▶ _Set problem_:
Copy down all of the data underneath, exactly as shown.

▶ _Provided records_:

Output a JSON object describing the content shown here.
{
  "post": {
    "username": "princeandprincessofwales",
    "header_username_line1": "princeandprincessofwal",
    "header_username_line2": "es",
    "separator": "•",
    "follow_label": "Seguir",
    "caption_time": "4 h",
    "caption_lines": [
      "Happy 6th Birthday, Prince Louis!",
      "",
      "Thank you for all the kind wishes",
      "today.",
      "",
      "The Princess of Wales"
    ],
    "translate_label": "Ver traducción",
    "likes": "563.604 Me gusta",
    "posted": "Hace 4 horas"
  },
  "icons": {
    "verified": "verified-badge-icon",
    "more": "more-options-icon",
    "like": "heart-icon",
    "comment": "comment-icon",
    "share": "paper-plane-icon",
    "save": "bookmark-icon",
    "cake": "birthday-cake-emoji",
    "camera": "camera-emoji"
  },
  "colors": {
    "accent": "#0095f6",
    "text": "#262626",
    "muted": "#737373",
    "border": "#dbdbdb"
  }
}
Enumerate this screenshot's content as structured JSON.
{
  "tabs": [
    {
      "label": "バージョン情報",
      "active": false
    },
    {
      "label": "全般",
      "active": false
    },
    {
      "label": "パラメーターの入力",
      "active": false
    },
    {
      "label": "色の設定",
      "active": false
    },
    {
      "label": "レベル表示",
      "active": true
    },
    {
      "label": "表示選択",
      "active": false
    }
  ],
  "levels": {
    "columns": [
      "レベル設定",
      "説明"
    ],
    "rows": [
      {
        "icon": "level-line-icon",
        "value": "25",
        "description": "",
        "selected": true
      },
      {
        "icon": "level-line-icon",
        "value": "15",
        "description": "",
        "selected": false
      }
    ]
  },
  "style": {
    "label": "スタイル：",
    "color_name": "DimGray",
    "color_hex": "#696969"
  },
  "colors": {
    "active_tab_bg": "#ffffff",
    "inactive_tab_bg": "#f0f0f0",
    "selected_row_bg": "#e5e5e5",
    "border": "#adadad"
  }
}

▶ _The solution_:
Output a JSON object describing the content shown here.
{
  "post": {
    "username": "princeandprincessofwales",
    "header_username_line1": "princeandprincessofwal",
    "header_username_line2": "es",
    "separator": "•",
    "follow_label": "Seguir",
    "caption_time": "4 h",
    "caption_lines": [
      "Happy 6th Birthday, Prince Louis!",
      "",
      "Thank you for all the kind wishes",
      "today.",
      "",
      "The Princess of Wales"
    ],
    "translate_label": "Ver traducción",
    "likes": "563.604 Me gusta",
    "posted": "Hace 4 horas"
  },
  "icons": {
    "verified": "verified-badge-icon",
    "more": "more-options-icon",
    "like": "heart-icon",
    "comment": "comment-icon",
    "share": "paper-plane-icon",
    "save": "bookmark-icon",
    "cake": "birthday-cake-emoji",
    "camera": "camera-emoji"
  },
  "colors": {
    "accent": "#0095f6",
    "text": "#262626",
    "muted": "#737373",
    "border": "#dbdbdb"
  }
}
Enumerate this screenshot's content as structured JSON.
{
  "tabs": [
    {
      "label": "バージョン情報",
      "active": false
    },
    {
      "label": "全般",
      "active": false
    },
    {
      "label": "パラメーターの入力",
      "active": false
    },
    {
      "label": "色の設定",
      "active": false
    },
    {
      "label": "レベル表示",
      "active": true
    },
    {
      "label": "表示選択",
      "active": false
    }
  ],
  "levels": {
    "columns": [
      "レベル設定",
      "説明"
    ],
    "rows": [
      {
        "icon": "level-line-icon",
        "value": "25",
        "description": "",
        "selected": true
      },
      {
        "icon": "level-line-icon",
        "value": "15",
        "description": "",
        "selected": false
      }
    ]
  },
  "style": {
    "label": "スタイル：",
    "color_name": "DimGray",
    "color_hex": "#696969"
  },
  "colors": {
    "active_tab_bg": "#ffffff",
    "inactive_tab_bg": "#f0f0f0",
    "selected_row_bg": "#e5e5e5",
    "border": "#adadad"
  }
}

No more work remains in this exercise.